**GOAL:**
Scan the data that follows and count the lines with the string "value"; answer with the count alone.

[Some records]
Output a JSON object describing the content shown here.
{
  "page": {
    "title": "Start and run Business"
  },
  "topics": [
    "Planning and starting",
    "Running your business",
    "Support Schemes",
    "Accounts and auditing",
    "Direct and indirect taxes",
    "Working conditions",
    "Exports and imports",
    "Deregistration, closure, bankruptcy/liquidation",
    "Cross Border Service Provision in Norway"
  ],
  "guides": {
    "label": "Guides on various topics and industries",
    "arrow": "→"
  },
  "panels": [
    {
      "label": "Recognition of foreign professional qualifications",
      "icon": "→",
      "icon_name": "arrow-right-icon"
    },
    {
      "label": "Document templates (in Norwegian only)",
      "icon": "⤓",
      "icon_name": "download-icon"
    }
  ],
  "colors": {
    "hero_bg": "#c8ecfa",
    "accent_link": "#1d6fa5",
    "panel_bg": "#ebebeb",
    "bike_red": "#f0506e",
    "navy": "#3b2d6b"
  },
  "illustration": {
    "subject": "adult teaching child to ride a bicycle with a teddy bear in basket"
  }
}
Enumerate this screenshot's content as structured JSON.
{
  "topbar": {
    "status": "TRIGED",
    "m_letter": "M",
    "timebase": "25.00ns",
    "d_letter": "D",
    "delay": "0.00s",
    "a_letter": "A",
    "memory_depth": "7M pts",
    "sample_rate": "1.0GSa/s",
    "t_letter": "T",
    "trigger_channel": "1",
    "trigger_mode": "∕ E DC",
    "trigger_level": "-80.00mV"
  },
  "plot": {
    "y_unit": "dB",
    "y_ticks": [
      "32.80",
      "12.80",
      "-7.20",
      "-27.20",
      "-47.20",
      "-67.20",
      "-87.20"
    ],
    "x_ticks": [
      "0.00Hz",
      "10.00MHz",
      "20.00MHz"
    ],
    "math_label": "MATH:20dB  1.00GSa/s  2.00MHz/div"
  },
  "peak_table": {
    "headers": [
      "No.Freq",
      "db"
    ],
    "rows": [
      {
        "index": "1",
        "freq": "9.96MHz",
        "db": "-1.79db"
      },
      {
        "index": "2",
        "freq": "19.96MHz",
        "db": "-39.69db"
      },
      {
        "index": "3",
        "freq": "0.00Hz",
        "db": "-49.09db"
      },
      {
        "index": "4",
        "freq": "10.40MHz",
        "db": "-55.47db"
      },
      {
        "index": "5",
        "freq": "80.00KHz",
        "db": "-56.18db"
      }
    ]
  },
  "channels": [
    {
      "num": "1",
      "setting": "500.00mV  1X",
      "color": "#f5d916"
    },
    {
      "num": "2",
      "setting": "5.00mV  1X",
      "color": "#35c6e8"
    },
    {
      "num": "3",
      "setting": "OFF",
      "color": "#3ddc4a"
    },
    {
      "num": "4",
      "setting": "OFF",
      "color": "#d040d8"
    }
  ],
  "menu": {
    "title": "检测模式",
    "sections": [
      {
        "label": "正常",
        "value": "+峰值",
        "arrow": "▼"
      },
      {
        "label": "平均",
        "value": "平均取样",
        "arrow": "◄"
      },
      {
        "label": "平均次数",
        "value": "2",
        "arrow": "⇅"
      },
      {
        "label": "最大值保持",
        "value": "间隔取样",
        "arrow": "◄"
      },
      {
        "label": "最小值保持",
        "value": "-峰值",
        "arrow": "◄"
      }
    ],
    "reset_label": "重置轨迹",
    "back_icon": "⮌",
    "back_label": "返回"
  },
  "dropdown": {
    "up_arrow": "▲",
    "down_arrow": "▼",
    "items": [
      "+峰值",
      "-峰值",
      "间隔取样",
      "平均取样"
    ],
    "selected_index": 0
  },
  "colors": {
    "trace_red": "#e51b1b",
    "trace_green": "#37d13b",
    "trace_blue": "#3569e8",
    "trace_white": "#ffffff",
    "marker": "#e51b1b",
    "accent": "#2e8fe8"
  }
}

**TASK SOLUTION:**
5